> Request: Give a verbatim quotation of every record.

Figure collection entries:
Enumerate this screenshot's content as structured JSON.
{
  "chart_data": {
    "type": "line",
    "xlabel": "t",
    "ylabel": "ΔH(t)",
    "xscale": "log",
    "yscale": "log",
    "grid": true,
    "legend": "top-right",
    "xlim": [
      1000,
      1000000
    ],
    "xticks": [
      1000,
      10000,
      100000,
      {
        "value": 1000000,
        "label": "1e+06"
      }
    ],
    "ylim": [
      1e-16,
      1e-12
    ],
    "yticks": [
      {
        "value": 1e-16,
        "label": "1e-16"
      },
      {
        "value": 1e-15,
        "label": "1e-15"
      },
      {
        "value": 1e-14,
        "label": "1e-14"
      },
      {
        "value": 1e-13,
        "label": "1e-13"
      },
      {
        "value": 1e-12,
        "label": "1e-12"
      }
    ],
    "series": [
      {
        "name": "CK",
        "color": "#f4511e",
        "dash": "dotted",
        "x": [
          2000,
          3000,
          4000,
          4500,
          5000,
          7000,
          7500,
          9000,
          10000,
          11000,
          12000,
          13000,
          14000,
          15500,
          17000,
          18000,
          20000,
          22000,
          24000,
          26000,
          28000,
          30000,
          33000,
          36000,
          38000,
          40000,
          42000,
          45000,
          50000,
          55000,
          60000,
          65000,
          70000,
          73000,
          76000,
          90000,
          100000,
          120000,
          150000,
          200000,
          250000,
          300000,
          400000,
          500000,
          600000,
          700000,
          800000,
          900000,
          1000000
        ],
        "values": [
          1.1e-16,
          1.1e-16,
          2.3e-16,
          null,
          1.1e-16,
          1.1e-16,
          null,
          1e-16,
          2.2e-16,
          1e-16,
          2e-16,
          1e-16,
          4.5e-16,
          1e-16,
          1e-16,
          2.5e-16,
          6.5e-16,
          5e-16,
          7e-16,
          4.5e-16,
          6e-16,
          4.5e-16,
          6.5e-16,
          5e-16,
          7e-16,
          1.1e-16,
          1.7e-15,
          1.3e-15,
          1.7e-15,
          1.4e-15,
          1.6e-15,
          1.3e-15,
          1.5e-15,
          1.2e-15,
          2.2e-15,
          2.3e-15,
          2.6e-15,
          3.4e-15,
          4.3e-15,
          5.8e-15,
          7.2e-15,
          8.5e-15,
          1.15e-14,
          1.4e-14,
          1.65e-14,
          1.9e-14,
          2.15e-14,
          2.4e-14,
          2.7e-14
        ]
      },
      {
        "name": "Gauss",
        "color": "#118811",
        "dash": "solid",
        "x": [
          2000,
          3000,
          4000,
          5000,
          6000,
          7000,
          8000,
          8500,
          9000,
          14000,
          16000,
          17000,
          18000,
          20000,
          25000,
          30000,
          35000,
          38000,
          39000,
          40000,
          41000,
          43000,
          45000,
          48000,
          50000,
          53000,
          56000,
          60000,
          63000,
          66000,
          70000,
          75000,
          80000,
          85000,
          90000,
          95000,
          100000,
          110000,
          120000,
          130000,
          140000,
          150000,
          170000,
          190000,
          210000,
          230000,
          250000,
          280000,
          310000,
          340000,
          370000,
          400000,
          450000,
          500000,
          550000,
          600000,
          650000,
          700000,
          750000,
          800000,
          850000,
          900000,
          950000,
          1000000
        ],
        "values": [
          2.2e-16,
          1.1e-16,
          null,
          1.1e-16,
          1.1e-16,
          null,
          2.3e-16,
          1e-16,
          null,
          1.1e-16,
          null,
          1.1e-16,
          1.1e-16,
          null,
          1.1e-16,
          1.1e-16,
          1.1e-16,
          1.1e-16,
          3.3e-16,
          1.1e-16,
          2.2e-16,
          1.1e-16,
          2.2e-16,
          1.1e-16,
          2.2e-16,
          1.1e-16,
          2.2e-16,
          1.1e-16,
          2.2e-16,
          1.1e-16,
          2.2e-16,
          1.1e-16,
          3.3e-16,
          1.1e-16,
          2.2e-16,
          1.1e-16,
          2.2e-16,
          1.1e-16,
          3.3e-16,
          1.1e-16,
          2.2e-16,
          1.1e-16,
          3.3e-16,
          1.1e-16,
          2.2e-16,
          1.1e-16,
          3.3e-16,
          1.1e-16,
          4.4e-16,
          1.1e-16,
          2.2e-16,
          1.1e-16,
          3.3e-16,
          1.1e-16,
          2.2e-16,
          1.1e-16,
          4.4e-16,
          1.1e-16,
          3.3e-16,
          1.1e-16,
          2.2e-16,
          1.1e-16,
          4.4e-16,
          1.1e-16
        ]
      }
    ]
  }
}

> Full solution:
Enumerate this screenshot's content as structured JSON.
{
  "chart_data": {
    "type": "line",
    "xlabel": "t",
    "ylabel": "ΔH(t)",
    "xscale": "log",
    "yscale": "log",
    "grid": true,
    "legend": "top-right",
    "xlim": [
      1000,
      1000000
    ],
    "xticks": [
      1000,
      10000,
      100000,
      {
        "value": 1000000,
        "label": "1e+06"
      }
    ],
    "ylim": [
      1e-16,
      1e-12
    ],
    "yticks": [
      {
        "value": 1e-16,
        "label": "1e-16"
      },
      {
        "value": 1e-15,
        "label": "1e-15"
      },
      {
        "value": 1e-14,
        "label": "1e-14"
      },
      {
        "value": 1e-13,
        "label": "1e-13"
      },
      {
        "value": 1e-12,
        "label": "1e-12"
      }
    ],
    "series": [
      {
        "name": "CK",
        "color": "#f4511e",
        "dash": "dotted",
        "x": [
          2000,
          3000,
          4000,
          4500,
          5000,
          7000,
          7500,
          9000,
          10000,
          11000,
          12000,
          13000,
          14000,
          15500,
          17000,
          18000,
          20000,
          22000,
          24000,
          26000,
          28000,
          30000,
          33000,
          36000,
          38000,
          40000,
          42000,
          45000,
          50000,
          55000,
          60000,
          65000,
          70000,
          73000,
          76000,
          90000,
          100000,
          120000,
          150000,
          200000,
          250000,
          300000,
          400000,
          500000,
          600000,
          700000,
          800000,
          900000,
          1000000
        ],
        "values": [
          1.1e-16,
          1.1e-16,
          2.3e-16,
          null,
          1.1e-16,
          1.1e-16,
          null,
          1e-16,
          2.2e-16,
          1e-16,
          2e-16,
          1e-16,
          4.5e-16,
          1e-16,
          1e-16,
          2.5e-16,
          6.5e-16,
          5e-16,
          7e-16,
          4.5e-16,
          6e-16,
          4.5e-16,
          6.5e-16,
          5e-16,
          7e-16,
          1.1e-16,
          1.7e-15,
          1.3e-15,
          1.7e-15,
          1.4e-15,
          1.6e-15,
          1.3e-15,
          1.5e-15,
          1.2e-15,
          2.2e-15,
          2.3e-15,
          2.6e-15,
          3.4e-15,
          4.3e-15,
          5.8e-15,
          7.2e-15,
          8.5e-15,
          1.15e-14,
          1.4e-14,
          1.65e-14,
          1.9e-14,
          2.15e-14,
          2.4e-14,
          2.7e-14
        ]
      },
      {
        "name": "Gauss",
        "color": "#118811",
        "dash": "solid",
        "x": [
          2000,
          3000,
          4000,
          5000,
          6000,
          7000,
          8000,
          8500,
          9000,
          14000,
          16000,
          17000,
          18000,
          20000,
          25000,
          30000,
          35000,
          38000,
          39000,
          40000,
          41000,
          43000,
          45000,
          48000,
          50000,
          53000,
          56000,
          60000,
          63000,
          66000,
          70000,
          75000,
          80000,
          85000,
          90000,
          95000,
          100000,
          110000,
          120000,
          130000,
          140000,
          150000,
          170000,
          190000,
          210000,
          230000,
          250000,
          280000,
          310000,
          340000,
          370000,
          400000,
          450000,
          500000,
          550000,
          600000,
          650000,
          700000,
          750000,
          800000,
          850000,
          900000,
          950000,
          1000000
        ],
        "values": [
          2.2e-16,
          1.1e-16,
          null,
          1.1e-16,
          1.1e-16,
          null,
          2.3e-16,
          1e-16,
          null,
          1.1e-16,
          null,
          1.1e-16,
          1.1e-16,
          null,
          1.1e-16,
          1.1e-16,
          1.1e-16,
          1.1e-16,
          3.3e-16,
          1.1e-16,
          2.2e-16,
          1.1e-16,
          2.2e-16,
          1.1e-16,
          2.2e-16,
          1.1e-16,
          2.2e-16,
          1.1e-16,
          2.2e-16,
          1.1e-16,
          2.2e-16,
          1.1e-16,
          3.3e-16,
          1.1e-16,
          2.2e-16,
          1.1e-16,
          2.2e-16,
          1.1e-16,
          3.3e-16,
          1.1e-16,
          2.2e-16,
          1.1e-16,
          3.3e-16,
          1.1e-16,
          2.2e-16,
          1.1e-16,
          3.3e-16,
          1.1e-16,
          4.4e-16,
          1.1e-16,
          2.2e-16,
          1.1e-16,
          3.3e-16,
          1.1e-16,
          2.2e-16,
          1.1e-16,
          4.4e-16,
          1.1e-16,
          3.3e-16,
          1.1e-16,
          2.2e-16,
          1.1e-16,
          4.4e-16,
          1.1e-16
        ]
      }
    ]
  }
}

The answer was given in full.